Every entry must be echoed exactly.
** Start of AVAILABLE RECORDS **
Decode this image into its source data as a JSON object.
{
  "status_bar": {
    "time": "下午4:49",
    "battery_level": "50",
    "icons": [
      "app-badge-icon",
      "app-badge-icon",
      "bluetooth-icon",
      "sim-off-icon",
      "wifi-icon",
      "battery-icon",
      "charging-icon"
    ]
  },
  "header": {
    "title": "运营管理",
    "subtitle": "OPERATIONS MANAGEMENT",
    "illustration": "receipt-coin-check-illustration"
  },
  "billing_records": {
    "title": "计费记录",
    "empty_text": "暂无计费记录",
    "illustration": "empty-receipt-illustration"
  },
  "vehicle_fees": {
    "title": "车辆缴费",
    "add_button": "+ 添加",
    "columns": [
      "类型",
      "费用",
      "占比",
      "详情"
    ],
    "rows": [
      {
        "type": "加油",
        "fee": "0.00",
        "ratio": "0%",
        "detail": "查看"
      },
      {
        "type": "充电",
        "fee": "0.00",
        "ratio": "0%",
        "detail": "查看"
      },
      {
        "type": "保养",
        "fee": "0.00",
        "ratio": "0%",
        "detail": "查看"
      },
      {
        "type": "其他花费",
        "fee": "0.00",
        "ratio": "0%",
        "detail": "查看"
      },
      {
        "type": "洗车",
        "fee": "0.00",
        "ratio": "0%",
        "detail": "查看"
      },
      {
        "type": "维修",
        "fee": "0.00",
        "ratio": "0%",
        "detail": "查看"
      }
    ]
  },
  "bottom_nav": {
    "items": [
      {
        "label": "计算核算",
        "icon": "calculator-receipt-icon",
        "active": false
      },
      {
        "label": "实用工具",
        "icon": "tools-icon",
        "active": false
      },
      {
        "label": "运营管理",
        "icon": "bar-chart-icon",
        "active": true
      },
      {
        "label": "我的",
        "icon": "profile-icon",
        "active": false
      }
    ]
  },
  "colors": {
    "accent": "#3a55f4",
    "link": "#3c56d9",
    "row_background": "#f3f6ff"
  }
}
** End of AVAILABLE RECORDS **
RESULT FOR THIS EXERCISE:
Decode this image into its source data as a JSON object.
{
  "status_bar": {
    "time": "下午4:49",
    "battery_level": "50",
    "icons": [
      "app-badge-icon",
      "app-badge-icon",
      "bluetooth-icon",
      "sim-off-icon",
      "wifi-icon",
      "battery-icon",
      "charging-icon"
    ]
  },
  "header": {
    "title": "运营管理",
    "subtitle": "OPERATIONS MANAGEMENT",
    "illustration": "receipt-coin-check-illustration"
  },
  "billing_records": {
    "title": "计费记录",
    "empty_text": "暂无计费记录",
    "illustration": "empty-receipt-illustration"
  },
  "vehicle_fees": {
    "title": "车辆缴费",
    "add_button": "+ 添加",
    "columns": [
      "类型",
      "费用",
      "占比",
      "详情"
    ],
    "rows": [
      {
        "type": "加油",
        "fee": "0.00",
        "ratio": "0%",
        "detail": "查看"
      },
      {
        "type": "充电",
        "fee": "0.00",
        "ratio": "0%",
        "detail": "查看"
      },
      {
        "type": "保养",
        "fee": "0.00",
        "ratio": "0%",
        "detail": "查看"
      },
      {
        "type": "其他花费",
        "fee": "0.00",
        "ratio": "0%",
        "detail": "查看"
      },
      {
        "type": "洗车",
        "fee": "0.00",
        "ratio": "0%",
        "detail": "查看"
      },
      {
        "type": "维修",
        "fee": "0.00",
        "ratio": "0%",
        "detail": "查看"
      }
    ]
  },
  "bottom_nav": {
    "items": [
      {
        "label": "计算核算",
        "icon": "calculator-receipt-icon",
        "active": false
      },
      {
        "label": "实用工具",
        "icon": "tools-icon",
        "active": false
      },
      {
        "label": "运营管理",
        "icon": "bar-chart-icon",
        "active": true
      },
      {
        "label": "我的",
        "icon": "profile-icon",
        "active": false
      }
    ]
  },
  "colors": {
    "accent": "#3a55f4",
    "link": "#3c56d9",
    "row_background": "#f3f6ff"
  }
}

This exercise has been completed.